Problem requirements:
Set the listing down again exactly, please, apart from its pictures.

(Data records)
## Begin

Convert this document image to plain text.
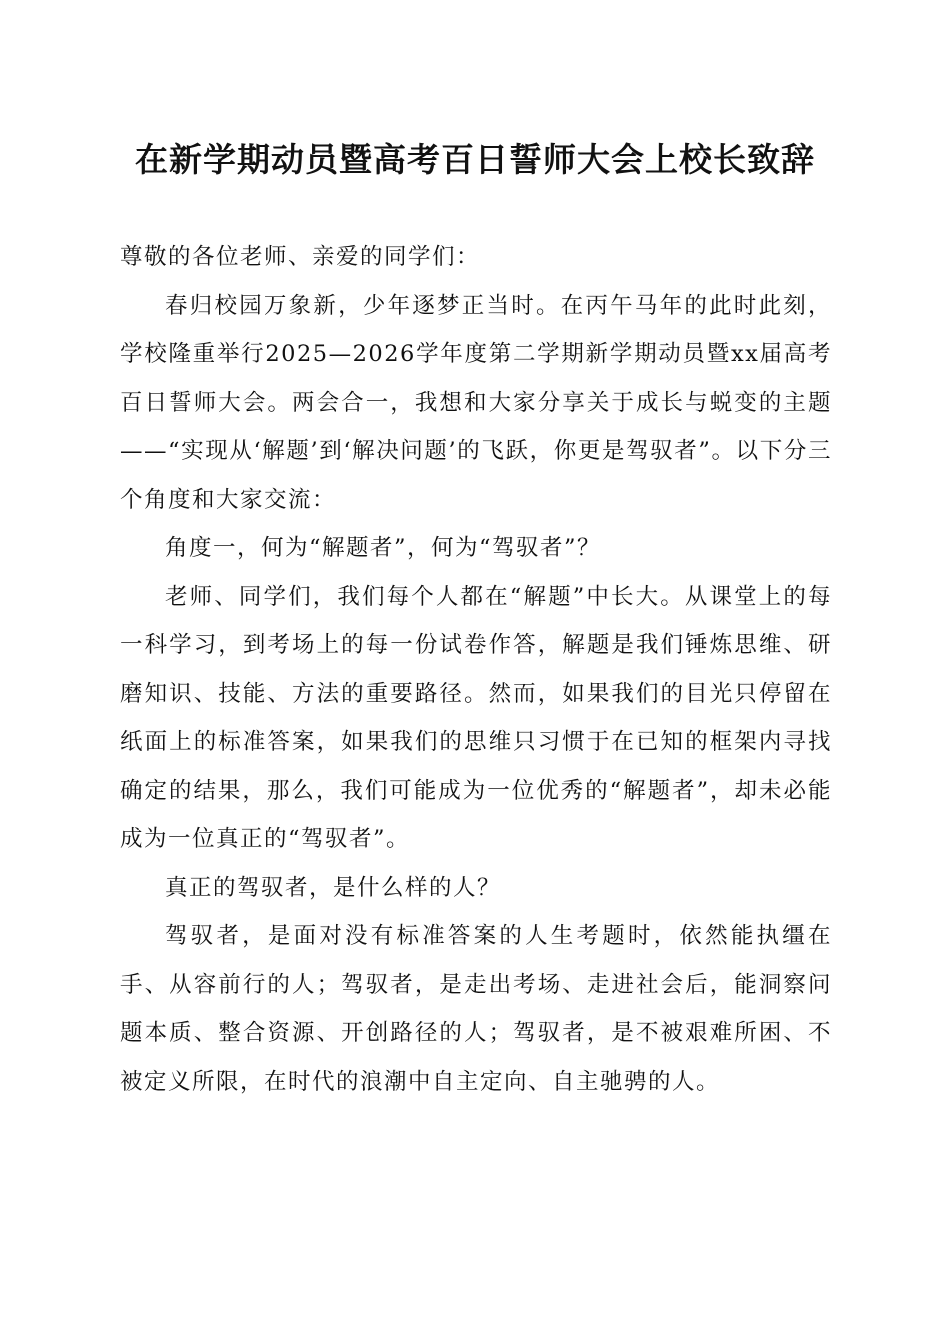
在新学期动员暨高考百日誓师大会上校长致辞

尊敬的各位老师、亲爱的同学们：

春归校园万象新，少年逐梦正当时。在丙午马年的此时此刻，学校隆重举行2025—2026学年度第二学期新学期动员暨xx届高考百日誓师大会。两会合一，我想和大家分享关于成长与蜕变的主题——“实现从‘解题’到‘解决问题’的飞跃，你更是驾驭者”。以下分三个角度和大家交流：

角度一，何为“解题者”，何为“驾驭者”？

老师、同学们，我们每个人都在“解题”中长大。从课堂上的每一科学习，到考场上的每一份试卷作答，解题是我们锤炼思维、研磨知识、技能、方法的重要路径。然而，如果我们的目光只停留在纸面上的标准答案，如果我们的思维只习惯于在已知的框架内寻找确定的结果，那么，我们可能成为一位优秀的“解题者”，却未必能成为一位真正的“驾驭者”。

真正的驾驭者，是什么样的人？

驾驭者，是面对没有标准答案的人生考题时，依然能执缰在手、从容前行的人；驾驭者，是走出考场、走进社会后，能洞察问题本质、整合资源、开创路径的人；驾驭者，是不被艰难所困、不被定义所限，在时代的浪潮中自主定向、自主驰骋的人。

## End

Answer to this task:
Convert this document image to plain text.
在新学期动员暨高考百日誓师大会上校长致辞

尊敬的各位老师、亲爱的同学们：

春归校园万象新，少年逐梦正当时。在丙午马年的此时此刻，学校隆重举行2025—2026学年度第二学期新学期动员暨xx届高考百日誓师大会。两会合一，我想和大家分享关于成长与蜕变的主题——“实现从‘解题’到‘解决问题’的飞跃，你更是驾驭者”。以下分三个角度和大家交流：

角度一，何为“解题者”，何为“驾驭者”？

老师、同学们，我们每个人都在“解题”中长大。从课堂上的每一科学习，到考场上的每一份试卷作答，解题是我们锤炼思维、研磨知识、技能、方法的重要路径。然而，如果我们的目光只停留在纸面上的标准答案，如果我们的思维只习惯于在已知的框架内寻找确定的结果，那么，我们可能成为一位优秀的“解题者”，却未必能成为一位真正的“驾驭者”。

真正的驾驭者，是什么样的人？

驾驭者，是面对没有标准答案的人生考题时，依然能执缰在手、从容前行的人；驾驭者，是走出考场、走进社会后，能洞察问题本质、整合资源、开创路径的人；驾驭者，是不被艰难所困、不被定义所限，在时代的浪潮中自主定向、自主驰骋的人。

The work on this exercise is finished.